## Problem requirements
Repeat every line of the listing below exactly, minus the pictures.

# START OF Material

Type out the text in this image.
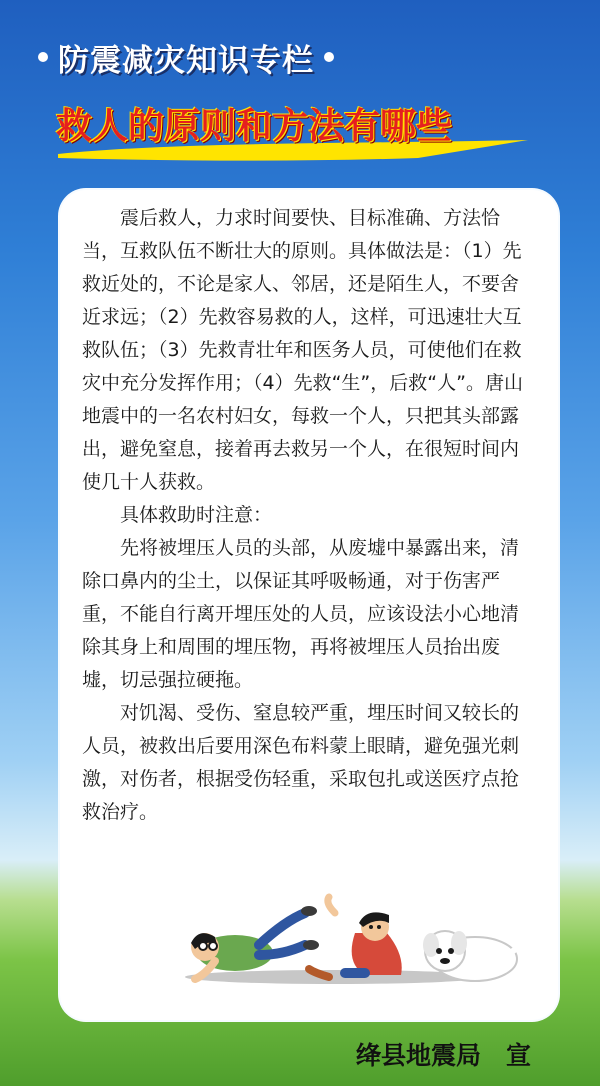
防震减灾知识专栏
救人的原则和方法有哪些

震后救人，力求时间要快、目标准确、方法恰当，互救队伍不断壮大的原则。具体做法是：（1）先救近处的，不论是家人、邻居，还是陌生人，不要舍近求远；（2）先救容易救的人，这样，可迅速壮大互救队伍；（3）先救青壮年和医务人员，可使他们在救灾中充分发挥作用；（4）先救“生”，后救“人”。唐山地震中的一名农村妇女，每救一个人，只把其头部露出，避免窒息，接着再去救另一个人，在很短时间内使几十人获救。

具体救助时注意：

先将被埋压人员的头部，从废墟中暴露出来，清除口鼻内的尘土，以保证其呼吸畅通，对于伤害严重，不能自行离开埋压处的人员，应该设法小心地清除其身上和周围的埋压物，再将被埋压人员抬出废墟，切忌强拉硬拖。

对饥渴、受伤、窒息较严重，埋压时间又较长的人员，被救出后要用深色布料蒙上眼睛，避免强光刺激，对伤者，根据受伤轻重，采取包扎或送医疗点抢救治疗。

绛县地震局　宣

# END OF Material

## Output for this exercise
Type out the text in this image.
防震减灾知识专栏
救人的原则和方法有哪些

震后救人，力求时间要快、目标准确、方法恰当，互救队伍不断壮大的原则。具体做法是：（1）先救近处的，不论是家人、邻居，还是陌生人，不要舍近求远；（2）先救容易救的人，这样，可迅速壮大互救队伍；（3）先救青壮年和医务人员，可使他们在救灾中充分发挥作用；（4）先救“生”，后救“人”。唐山地震中的一名农村妇女，每救一个人，只把其头部露出，避免窒息，接着再去救另一个人，在很短时间内使几十人获救。

具体救助时注意：

先将被埋压人员的头部，从废墟中暴露出来，清除口鼻内的尘土，以保证其呼吸畅通，对于伤害严重，不能自行离开埋压处的人员，应该设法小心地清除其身上和周围的埋压物，再将被埋压人员抬出废墟，切忌强拉硬拖。

对饥渴、受伤、窒息较严重，埋压时间又较长的人员，被救出后要用深色布料蒙上眼睛，避免强光刺激，对伤者，根据受伤轻重，采取包扎或送医疗点抢救治疗。

绛县地震局　宣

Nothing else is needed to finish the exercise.